Extract to read:
/---

Louisiana state law governs the availability of prejudgment interest in diversity cases.9 Further, Louisiana substantive law presumes that interest will be awarded on judgments,10 and that a debt or claim for the payment of money or damages under a contract is ascertainable and becomes due on the date an active violation occurred or the obligor was put in default, which can be earlier but never later than judicial demand, and legal interest runs from that date.11

Nonetheless, the Eastern District of Louisiana has concluded that awarding prejudgment interest on future lost profits is irreconcilable with the purpose of prejudgment interest and that the recovery of such interest is impermissible under Louisiana law.12 Prejudgment interest, which stems from the damages suffered by the victorious party, is meant to fully compensate the injured party for the use of funds to which he is entitled but does not enjoy because the defendant has maintained control over the funds during the pendency of the action.13 Accordingly, to allow a plaintiff to recover prejudgment interest on future damages would contradict this purpose because such an award consists of money that the plaintiff would not have had the use of until after judgment.14

It is well-settled that under maritime law, the awarding of prejudgment interest is the rule rather than the exception, and, in practice, is well-nigh automatic.15 A trial court has the discretion to deny prejudgment interest only where peculiar circumstances would make such an award inequitable.16 The Reeled Tubing court identified four such “peculiar circumstances”: (1) where plaintiff improperly delayed resolution of an action, (2) where a genuine dispute over a good faith claim exists in a mutual fault setting, (3) where some equitable doctrine counsels against the award, or (4) where the damages award was substantially less than the amount claimed by plaintiff.17 The Supreme Court has since held that neither a good-faith dispute over liability nor the existence of mutual fault justifies the denial of prejudgment interest in an admiralty collision case, thereby abrogating the second of Reeled Tubing’s “peculiar circumstances” test.18

1 Platoro Ltd., Inc. v. Unidentified Remains of a Vessel, 695 F.2d 893, 906 (5th Cir. 1983).

\---

Work to complete: In the passage on prejudgment interest, when may a trial court deny prejudgment interest under maritime law?

Dataset:
/---

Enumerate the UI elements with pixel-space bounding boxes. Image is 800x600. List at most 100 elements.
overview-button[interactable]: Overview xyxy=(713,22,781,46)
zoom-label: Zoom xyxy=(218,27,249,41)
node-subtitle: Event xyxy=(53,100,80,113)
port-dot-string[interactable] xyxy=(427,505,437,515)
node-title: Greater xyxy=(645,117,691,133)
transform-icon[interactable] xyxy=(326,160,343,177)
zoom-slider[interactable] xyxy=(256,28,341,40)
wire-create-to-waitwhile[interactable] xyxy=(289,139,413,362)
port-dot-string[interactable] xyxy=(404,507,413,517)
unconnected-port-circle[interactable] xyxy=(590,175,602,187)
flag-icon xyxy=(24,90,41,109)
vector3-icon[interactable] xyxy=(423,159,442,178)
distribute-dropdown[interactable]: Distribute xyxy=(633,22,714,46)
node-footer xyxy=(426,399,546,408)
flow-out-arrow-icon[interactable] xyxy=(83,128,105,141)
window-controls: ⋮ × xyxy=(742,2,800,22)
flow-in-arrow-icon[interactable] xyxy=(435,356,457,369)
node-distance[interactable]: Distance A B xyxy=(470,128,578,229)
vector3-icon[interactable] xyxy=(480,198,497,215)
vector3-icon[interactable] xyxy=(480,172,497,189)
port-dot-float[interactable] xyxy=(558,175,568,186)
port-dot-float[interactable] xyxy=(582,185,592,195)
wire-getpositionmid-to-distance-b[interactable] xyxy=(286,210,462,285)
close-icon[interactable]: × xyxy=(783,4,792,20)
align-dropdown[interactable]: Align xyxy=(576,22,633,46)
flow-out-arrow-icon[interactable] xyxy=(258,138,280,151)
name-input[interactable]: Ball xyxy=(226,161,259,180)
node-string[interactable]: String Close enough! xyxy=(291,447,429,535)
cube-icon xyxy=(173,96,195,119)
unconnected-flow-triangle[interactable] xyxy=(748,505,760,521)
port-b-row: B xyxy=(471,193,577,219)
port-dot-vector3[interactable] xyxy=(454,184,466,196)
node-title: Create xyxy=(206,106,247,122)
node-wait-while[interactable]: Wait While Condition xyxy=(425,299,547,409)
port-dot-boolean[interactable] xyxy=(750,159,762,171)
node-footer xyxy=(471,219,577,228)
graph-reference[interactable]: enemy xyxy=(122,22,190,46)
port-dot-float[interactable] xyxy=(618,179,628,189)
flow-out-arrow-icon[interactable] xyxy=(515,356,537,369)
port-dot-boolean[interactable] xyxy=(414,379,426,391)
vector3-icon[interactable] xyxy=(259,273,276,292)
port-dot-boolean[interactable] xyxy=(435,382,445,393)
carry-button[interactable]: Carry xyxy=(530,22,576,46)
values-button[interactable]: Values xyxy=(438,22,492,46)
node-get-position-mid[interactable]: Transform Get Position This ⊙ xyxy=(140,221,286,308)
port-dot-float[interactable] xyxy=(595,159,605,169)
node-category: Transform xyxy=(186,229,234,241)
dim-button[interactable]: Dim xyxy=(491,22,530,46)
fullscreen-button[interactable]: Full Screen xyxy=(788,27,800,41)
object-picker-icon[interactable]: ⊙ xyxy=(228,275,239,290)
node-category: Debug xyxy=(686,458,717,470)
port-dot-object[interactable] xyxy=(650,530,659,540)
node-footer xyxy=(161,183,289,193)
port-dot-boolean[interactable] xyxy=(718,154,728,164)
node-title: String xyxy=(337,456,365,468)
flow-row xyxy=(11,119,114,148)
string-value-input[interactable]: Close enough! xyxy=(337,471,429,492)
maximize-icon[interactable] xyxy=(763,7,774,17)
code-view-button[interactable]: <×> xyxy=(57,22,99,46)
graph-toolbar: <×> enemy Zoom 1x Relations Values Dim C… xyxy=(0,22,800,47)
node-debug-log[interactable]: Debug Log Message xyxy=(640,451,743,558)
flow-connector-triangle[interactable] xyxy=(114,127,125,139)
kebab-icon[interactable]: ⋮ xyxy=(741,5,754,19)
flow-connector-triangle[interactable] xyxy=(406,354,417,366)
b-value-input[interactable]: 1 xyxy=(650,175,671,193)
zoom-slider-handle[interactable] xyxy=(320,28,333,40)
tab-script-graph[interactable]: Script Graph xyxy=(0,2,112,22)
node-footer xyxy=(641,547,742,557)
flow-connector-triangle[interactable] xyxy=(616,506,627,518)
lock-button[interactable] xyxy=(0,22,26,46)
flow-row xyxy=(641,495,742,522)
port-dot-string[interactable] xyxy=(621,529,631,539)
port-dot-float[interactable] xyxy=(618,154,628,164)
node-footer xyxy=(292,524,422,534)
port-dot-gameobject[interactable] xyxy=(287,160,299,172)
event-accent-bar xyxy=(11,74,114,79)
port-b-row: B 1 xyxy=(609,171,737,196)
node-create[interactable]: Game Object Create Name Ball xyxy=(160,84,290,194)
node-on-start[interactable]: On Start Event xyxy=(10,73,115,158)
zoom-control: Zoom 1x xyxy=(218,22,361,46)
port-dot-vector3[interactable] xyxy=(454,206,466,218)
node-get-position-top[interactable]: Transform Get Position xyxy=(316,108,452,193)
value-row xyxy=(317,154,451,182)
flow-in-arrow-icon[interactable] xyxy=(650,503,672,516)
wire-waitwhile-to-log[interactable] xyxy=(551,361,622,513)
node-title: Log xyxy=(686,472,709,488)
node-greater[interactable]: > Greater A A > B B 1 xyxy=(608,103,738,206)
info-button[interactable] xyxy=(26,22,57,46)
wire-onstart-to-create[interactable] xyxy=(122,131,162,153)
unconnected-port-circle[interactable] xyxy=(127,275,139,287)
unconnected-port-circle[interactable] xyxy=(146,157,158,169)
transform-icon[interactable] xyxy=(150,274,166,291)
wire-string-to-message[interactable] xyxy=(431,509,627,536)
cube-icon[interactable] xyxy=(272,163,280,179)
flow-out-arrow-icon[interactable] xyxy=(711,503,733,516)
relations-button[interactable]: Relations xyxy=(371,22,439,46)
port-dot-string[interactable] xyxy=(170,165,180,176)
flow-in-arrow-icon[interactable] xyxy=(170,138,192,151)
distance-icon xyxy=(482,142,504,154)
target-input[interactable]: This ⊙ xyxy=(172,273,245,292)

\---

Answer for the task: Only where peculiar circumstances would make such an award inequitable.